- SHORT PROBLEM:
Write out all of the lines below, exactly and completely.

+++

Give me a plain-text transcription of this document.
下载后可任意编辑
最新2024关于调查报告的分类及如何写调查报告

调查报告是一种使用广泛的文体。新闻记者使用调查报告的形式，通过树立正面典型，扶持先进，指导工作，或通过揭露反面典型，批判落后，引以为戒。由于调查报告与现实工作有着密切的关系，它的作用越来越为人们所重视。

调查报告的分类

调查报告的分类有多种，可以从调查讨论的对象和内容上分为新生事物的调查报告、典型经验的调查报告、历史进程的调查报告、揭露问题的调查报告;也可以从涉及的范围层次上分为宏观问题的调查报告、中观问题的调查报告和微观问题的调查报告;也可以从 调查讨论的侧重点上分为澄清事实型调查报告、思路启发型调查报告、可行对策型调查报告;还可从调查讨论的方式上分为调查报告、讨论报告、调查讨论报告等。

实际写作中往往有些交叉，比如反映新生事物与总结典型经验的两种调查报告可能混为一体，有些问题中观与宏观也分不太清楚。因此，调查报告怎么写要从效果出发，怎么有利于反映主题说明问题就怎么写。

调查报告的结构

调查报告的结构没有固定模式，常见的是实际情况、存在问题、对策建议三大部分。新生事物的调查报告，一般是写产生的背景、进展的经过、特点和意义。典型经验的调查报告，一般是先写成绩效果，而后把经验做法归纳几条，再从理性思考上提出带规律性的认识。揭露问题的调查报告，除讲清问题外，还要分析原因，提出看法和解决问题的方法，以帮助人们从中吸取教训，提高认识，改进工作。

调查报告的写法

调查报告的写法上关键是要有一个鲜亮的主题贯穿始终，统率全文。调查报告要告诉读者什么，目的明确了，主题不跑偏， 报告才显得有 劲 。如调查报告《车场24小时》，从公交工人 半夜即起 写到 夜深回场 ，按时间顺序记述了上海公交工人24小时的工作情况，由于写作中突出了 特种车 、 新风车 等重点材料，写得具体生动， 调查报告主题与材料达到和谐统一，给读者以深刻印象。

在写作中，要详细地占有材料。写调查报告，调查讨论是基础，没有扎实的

+++

- EXPECTED ANSWER:
Give me a plain-text transcription of this document.
下载后可任意编辑
最新2024关于调查报告的分类及如何写调查报告

调查报告是一种使用广泛的文体。新闻记者使用调查报告的形式，通过树立正面典型，扶持先进，指导工作，或通过揭露反面典型，批判落后，引以为戒。由于调查报告与现实工作有着密切的关系，它的作用越来越为人们所重视。

调查报告的分类

调查报告的分类有多种，可以从调查讨论的对象和内容上分为新生事物的调查报告、典型经验的调查报告、历史进程的调查报告、揭露问题的调查报告;也可以从涉及的范围层次上分为宏观问题的调查报告、中观问题的调查报告和微观问题的调查报告;也可以从 调查讨论的侧重点上分为澄清事实型调查报告、思路启发型调查报告、可行对策型调查报告;还可从调查讨论的方式上分为调查报告、讨论报告、调查讨论报告等。

实际写作中往往有些交叉，比如反映新生事物与总结典型经验的两种调查报告可能混为一体，有些问题中观与宏观也分不太清楚。因此，调查报告怎么写要从效果出发，怎么有利于反映主题说明问题就怎么写。

调查报告的结构

调查报告的结构没有固定模式，常见的是实际情况、存在问题、对策建议三大部分。新生事物的调查报告，一般是写产生的背景、进展的经过、特点和意义。典型经验的调查报告，一般是先写成绩效果，而后把经验做法归纳几条，再从理性思考上提出带规律性的认识。揭露问题的调查报告，除讲清问题外，还要分析原因，提出看法和解决问题的方法，以帮助人们从中吸取教训，提高认识，改进工作。

调查报告的写法

调查报告的写法上关键是要有一个鲜亮的主题贯穿始终，统率全文。调查报告要告诉读者什么，目的明确了，主题不跑偏， 报告才显得有 劲 。如调查报告《车场24小时》，从公交工人 半夜即起 写到 夜深回场 ，按时间顺序记述了上海公交工人24小时的工作情况，由于写作中突出了 特种车 、 新风车 等重点材料，写得具体生动， 调查报告主题与材料达到和谐统一，给读者以深刻印象。

在写作中，要详细地占有材料。写调查报告，调查讨论是基础，没有扎实的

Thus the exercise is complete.